Data rows:
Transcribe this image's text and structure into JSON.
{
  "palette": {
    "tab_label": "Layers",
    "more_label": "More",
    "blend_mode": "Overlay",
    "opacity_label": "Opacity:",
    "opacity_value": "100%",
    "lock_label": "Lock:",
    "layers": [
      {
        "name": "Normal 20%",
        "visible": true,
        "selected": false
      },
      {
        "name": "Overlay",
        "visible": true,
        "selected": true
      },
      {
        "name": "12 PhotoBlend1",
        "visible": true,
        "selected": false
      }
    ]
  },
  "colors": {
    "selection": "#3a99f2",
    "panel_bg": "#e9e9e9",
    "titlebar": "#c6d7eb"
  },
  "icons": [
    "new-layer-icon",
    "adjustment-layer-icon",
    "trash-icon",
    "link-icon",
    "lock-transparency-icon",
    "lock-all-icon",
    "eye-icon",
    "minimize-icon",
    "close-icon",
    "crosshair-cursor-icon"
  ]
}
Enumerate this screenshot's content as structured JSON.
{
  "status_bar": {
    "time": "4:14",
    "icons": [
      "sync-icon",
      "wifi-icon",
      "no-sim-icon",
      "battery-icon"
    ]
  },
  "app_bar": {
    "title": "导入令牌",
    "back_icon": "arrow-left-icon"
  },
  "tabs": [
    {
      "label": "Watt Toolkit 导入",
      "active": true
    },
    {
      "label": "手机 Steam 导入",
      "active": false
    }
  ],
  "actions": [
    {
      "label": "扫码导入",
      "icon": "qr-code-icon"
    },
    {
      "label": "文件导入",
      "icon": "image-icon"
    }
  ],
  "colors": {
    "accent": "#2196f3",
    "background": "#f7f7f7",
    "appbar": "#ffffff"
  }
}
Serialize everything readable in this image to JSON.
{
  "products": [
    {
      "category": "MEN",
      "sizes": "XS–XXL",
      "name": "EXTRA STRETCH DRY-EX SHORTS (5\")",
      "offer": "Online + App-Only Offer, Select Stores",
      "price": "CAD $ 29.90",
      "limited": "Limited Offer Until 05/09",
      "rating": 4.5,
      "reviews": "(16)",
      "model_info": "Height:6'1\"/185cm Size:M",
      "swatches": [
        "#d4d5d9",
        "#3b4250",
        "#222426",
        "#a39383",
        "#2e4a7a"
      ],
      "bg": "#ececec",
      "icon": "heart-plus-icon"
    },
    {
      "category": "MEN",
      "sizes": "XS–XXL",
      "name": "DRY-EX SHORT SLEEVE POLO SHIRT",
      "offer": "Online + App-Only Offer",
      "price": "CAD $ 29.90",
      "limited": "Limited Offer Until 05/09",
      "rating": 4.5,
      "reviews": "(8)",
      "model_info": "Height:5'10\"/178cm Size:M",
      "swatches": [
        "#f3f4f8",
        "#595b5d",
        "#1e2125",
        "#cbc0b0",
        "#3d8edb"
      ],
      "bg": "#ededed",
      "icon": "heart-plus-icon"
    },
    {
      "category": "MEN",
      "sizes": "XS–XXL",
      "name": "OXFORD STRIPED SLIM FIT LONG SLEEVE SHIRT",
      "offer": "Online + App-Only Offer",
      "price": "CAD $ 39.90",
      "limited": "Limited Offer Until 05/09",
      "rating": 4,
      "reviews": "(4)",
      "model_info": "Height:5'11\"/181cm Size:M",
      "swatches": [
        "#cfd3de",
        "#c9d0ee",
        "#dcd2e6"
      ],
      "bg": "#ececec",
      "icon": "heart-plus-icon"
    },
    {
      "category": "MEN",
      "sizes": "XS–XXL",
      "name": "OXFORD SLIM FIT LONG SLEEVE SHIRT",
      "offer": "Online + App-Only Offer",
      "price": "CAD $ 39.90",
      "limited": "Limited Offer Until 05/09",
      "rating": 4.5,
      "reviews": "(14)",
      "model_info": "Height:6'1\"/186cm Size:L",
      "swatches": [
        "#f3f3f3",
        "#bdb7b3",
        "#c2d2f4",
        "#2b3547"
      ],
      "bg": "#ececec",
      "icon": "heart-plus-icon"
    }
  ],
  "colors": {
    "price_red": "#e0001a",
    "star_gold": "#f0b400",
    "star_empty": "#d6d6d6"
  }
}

Requirement:
Reproduce the full listing above, character for character.

Result of this task:
Transcribe this image's text and structure into JSON.
{
  "palette": {
    "tab_label": "Layers",
    "more_label": "More",
    "blend_mode": "Overlay",
    "opacity_label": "Opacity:",
    "opacity_value": "100%",
    "lock_label": "Lock:",
    "layers": [
      {
        "name": "Normal 20%",
        "visible": true,
        "selected": false
      },
      {
        "name": "Overlay",
        "visible": true,
        "selected": true
      },
      {
        "name": "12 PhotoBlend1",
        "visible": true,
        "selected": false
      }
    ]
  },
  "colors": {
    "selection": "#3a99f2",
    "panel_bg": "#e9e9e9",
    "titlebar": "#c6d7eb"
  },
  "icons": [
    "new-layer-icon",
    "adjustment-layer-icon",
    "trash-icon",
    "link-icon",
    "lock-transparency-icon",
    "lock-all-icon",
    "eye-icon",
    "minimize-icon",
    "close-icon",
    "crosshair-cursor-icon"
  ]
}
Enumerate this screenshot's content as structured JSON.
{
  "status_bar": {
    "time": "4:14",
    "icons": [
      "sync-icon",
      "wifi-icon",
      "no-sim-icon",
      "battery-icon"
    ]
  },
  "app_bar": {
    "title": "导入令牌",
    "back_icon": "arrow-left-icon"
  },
  "tabs": [
    {
      "label": "Watt Toolkit 导入",
      "active": true
    },
    {
      "label": "手机 Steam 导入",
      "active": false
    }
  ],
  "actions": [
    {
      "label": "扫码导入",
      "icon": "qr-code-icon"
    },
    {
      "label": "文件导入",
      "icon": "image-icon"
    }
  ],
  "colors": {
    "accent": "#2196f3",
    "background": "#f7f7f7",
    "appbar": "#ffffff"
  }
}
Serialize everything readable in this image to JSON.
{
  "products": [
    {
      "category": "MEN",
      "sizes": "XS–XXL",
      "name": "EXTRA STRETCH DRY-EX SHORTS (5\")",
      "offer": "Online + App-Only Offer, Select Stores",
      "price": "CAD $ 29.90",
      "limited": "Limited Offer Until 05/09",
      "rating": 4.5,
      "reviews": "(16)",
      "model_info": "Height:6'1\"/185cm Size:M",
      "swatches": [
        "#d4d5d9",
        "#3b4250",
        "#222426",
        "#a39383",
        "#2e4a7a"
      ],
      "bg": "#ececec",
      "icon": "heart-plus-icon"
    },
    {
      "category": "MEN",
      "sizes": "XS–XXL",
      "name": "DRY-EX SHORT SLEEVE POLO SHIRT",
      "offer": "Online + App-Only Offer",
      "price": "CAD $ 29.90",
      "limited": "Limited Offer Until 05/09",
      "rating": 4.5,
      "reviews": "(8)",
      "model_info": "Height:5'10\"/178cm Size:M",
      "swatches": [
        "#f3f4f8",
        "#595b5d",
        "#1e2125",
        "#cbc0b0",
        "#3d8edb"
      ],
      "bg": "#ededed",
      "icon": "heart-plus-icon"
    },
    {
      "category": "MEN",
      "sizes": "XS–XXL",
      "name": "OXFORD STRIPED SLIM FIT LONG SLEEVE SHIRT",
      "offer": "Online + App-Only Offer",
      "price": "CAD $ 39.90",
      "limited": "Limited Offer Until 05/09",
      "rating": 4,
      "reviews": "(4)",
      "model_info": "Height:5'11\"/181cm Size:M",
      "swatches": [
        "#cfd3de",
        "#c9d0ee",
        "#dcd2e6"
      ],
      "bg": "#ececec",
      "icon": "heart-plus-icon"
    },
    {
      "category": "MEN",
      "sizes": "XS–XXL",
      "name": "OXFORD SLIM FIT LONG SLEEVE SHIRT",
      "offer": "Online + App-Only Offer",
      "price": "CAD $ 39.90",
      "limited": "Limited Offer Until 05/09",
      "rating": 4.5,
      "reviews": "(14)",
      "model_info": "Height:6'1\"/186cm Size:L",
      "swatches": [
        "#f3f3f3",
        "#bdb7b3",
        "#c2d2f4",
        "#2b3547"
      ],
      "bg": "#ececec",
      "icon": "heart-plus-icon"
    }
  ],
  "colors": {
    "price_red": "#e0001a",
    "star_gold": "#f0b400",
    "star_empty": "#d6d6d6"
  }
}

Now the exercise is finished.